▶ Prompt:
Pull every line holding the string "stats" from the records below.

[Items listed in a dataset]
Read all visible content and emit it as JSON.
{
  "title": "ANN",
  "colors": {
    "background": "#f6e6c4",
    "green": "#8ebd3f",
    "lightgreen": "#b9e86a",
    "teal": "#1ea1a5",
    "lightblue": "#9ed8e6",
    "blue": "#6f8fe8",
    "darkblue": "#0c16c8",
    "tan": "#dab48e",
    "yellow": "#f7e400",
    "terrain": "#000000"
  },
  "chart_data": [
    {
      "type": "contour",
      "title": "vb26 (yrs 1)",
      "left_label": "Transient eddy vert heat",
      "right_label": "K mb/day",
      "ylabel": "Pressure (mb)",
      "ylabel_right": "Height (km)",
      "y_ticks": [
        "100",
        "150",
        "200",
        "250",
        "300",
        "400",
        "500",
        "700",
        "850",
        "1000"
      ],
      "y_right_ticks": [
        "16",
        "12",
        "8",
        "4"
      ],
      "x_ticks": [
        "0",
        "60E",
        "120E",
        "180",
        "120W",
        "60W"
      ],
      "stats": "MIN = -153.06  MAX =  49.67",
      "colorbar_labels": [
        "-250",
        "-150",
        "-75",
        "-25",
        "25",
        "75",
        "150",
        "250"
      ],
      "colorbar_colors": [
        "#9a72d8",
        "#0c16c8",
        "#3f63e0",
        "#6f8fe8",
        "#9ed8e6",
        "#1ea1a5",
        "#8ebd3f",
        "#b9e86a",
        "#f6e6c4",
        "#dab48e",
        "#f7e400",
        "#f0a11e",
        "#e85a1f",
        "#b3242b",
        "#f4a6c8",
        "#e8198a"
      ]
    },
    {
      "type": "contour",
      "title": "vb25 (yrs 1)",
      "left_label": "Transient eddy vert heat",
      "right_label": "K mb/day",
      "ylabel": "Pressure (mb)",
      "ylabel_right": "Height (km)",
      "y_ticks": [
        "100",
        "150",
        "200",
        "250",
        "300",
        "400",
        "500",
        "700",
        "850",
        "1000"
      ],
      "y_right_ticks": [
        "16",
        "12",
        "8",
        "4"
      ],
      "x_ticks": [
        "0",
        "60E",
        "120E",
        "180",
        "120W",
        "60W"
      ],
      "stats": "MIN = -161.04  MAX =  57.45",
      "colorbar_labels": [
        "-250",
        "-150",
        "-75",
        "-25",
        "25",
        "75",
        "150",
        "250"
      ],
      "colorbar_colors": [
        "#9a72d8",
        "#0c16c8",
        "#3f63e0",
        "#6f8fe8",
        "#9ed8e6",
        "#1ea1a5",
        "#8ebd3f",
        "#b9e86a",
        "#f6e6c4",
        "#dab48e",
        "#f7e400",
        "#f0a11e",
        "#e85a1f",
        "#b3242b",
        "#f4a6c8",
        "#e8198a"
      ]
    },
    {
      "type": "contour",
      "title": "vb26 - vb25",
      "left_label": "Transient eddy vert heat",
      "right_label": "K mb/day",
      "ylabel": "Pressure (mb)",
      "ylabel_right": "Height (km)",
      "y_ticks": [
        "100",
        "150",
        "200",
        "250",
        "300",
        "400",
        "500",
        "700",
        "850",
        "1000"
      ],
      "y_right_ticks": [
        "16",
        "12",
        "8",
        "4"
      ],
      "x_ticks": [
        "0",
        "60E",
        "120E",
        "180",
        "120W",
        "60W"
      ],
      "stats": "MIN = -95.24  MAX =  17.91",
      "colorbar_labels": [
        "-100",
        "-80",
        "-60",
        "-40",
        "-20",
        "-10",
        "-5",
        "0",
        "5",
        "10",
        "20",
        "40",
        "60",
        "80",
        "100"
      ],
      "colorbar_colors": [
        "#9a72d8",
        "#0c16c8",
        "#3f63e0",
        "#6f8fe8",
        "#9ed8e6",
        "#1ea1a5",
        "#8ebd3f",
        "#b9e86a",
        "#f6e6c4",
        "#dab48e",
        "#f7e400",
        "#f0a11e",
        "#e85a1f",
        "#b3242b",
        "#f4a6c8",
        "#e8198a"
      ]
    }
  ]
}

▶ Result:
      "stats": "MIN = -153.06  MAX =  49.67",
      "stats": "MIN = -161.04  MAX =  57.45",
      "stats": "MIN = -95.24  MAX =  17.91",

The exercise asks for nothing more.